Directions
Retype each line exactly. Skip images.

Data excerpts
################

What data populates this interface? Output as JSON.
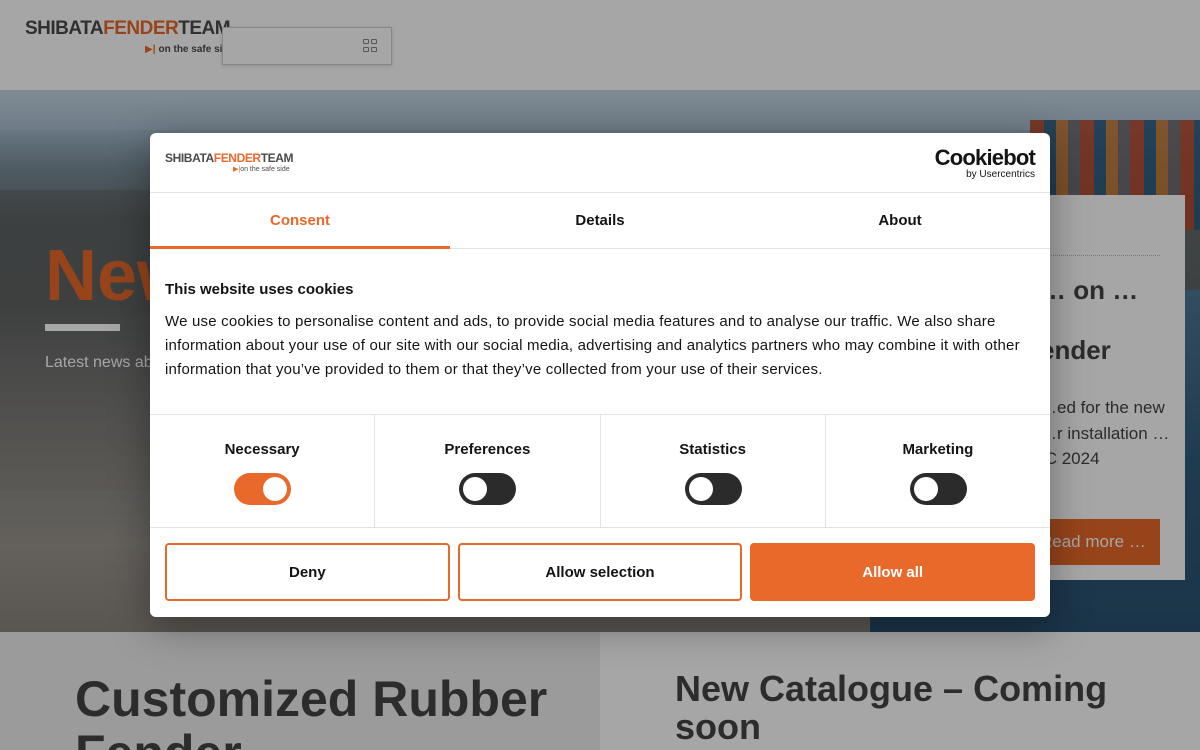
{
  "header": {
    "logo": {
      "part1": "SHIBATA",
      "part2": "FENDER",
      "part3": "TEAM",
      "tagline": "on the safe side"
    },
    "search": {
      "placeholder": ""
    }
  },
  "hero": {
    "title": "News",
    "subtitle": "Latest news about",
    "news_card": {
      "title": "… on … ender",
      "text": "…ed for the new …r installation …IC 2024",
      "read_more": "Read more …"
    }
  },
  "lower": {
    "left_heading": "Customized Rubber Fender",
    "right_heading": "New Catalogue – Coming soon"
  },
  "cookie_dialog": {
    "logo": {
      "part1": "SHIBATA",
      "part2": "FENDER",
      "part3": "TEAM",
      "tagline": "on the safe side"
    },
    "provider": {
      "name": "Cookiebot",
      "by": "by Usercentrics"
    },
    "tabs": [
      {
        "label": "Consent",
        "active": true
      },
      {
        "label": "Details",
        "active": false
      },
      {
        "label": "About",
        "active": false
      }
    ],
    "heading": "This website uses cookies",
    "body": "We use cookies to personalise content and ads, to provide social media features and to analyse our traffic. We also share information about your use of our site with our social media, advertising and analytics partners who may combine it with other information that you’ve provided to them or that they’ve collected from your use of their services.",
    "categories": [
      {
        "label": "Necessary",
        "enabled": true
      },
      {
        "label": "Preferences",
        "enabled": false
      },
      {
        "label": "Statistics",
        "enabled": false
      },
      {
        "label": "Marketing",
        "enabled": false
      }
    ],
    "buttons": {
      "deny": "Deny",
      "allow_selection": "Allow selection",
      "allow_all": "Allow all"
    },
    "accent_color": "#e8692a"
  }
}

################

Solution to this task
What data populates this interface? Output as JSON.
{
  "header": {
    "logo": {
      "part1": "SHIBATA",
      "part2": "FENDER",
      "part3": "TEAM",
      "tagline": "on the safe side"
    },
    "search": {
      "placeholder": ""
    }
  },
  "hero": {
    "title": "News",
    "subtitle": "Latest news about",
    "news_card": {
      "title": "… on … ender",
      "text": "…ed for the new …r installation …IC 2024",
      "read_more": "Read more …"
    }
  },
  "lower": {
    "left_heading": "Customized Rubber Fender",
    "right_heading": "New Catalogue – Coming soon"
  },
  "cookie_dialog": {
    "logo": {
      "part1": "SHIBATA",
      "part2": "FENDER",
      "part3": "TEAM",
      "tagline": "on the safe side"
    },
    "provider": {
      "name": "Cookiebot",
      "by": "by Usercentrics"
    },
    "tabs": [
      {
        "label": "Consent",
        "active": true
      },
      {
        "label": "Details",
        "active": false
      },
      {
        "label": "About",
        "active": false
      }
    ],
    "heading": "This website uses cookies",
    "body": "We use cookies to personalise content and ads, to provide social media features and to analyse our traffic. We also share information about your use of our site with our social media, advertising and analytics partners who may combine it with other information that you’ve provided to them or that they’ve collected from your use of their services.",
    "categories": [
      {
        "label": "Necessary",
        "enabled": true
      },
      {
        "label": "Preferences",
        "enabled": false
      },
      {
        "label": "Statistics",
        "enabled": false
      },
      {
        "label": "Marketing",
        "enabled": false
      }
    ],
    "buttons": {
      "deny": "Deny",
      "allow_selection": "Allow selection",
      "allow_all": "Allow all"
    },
    "accent_color": "#e8692a"
  }
}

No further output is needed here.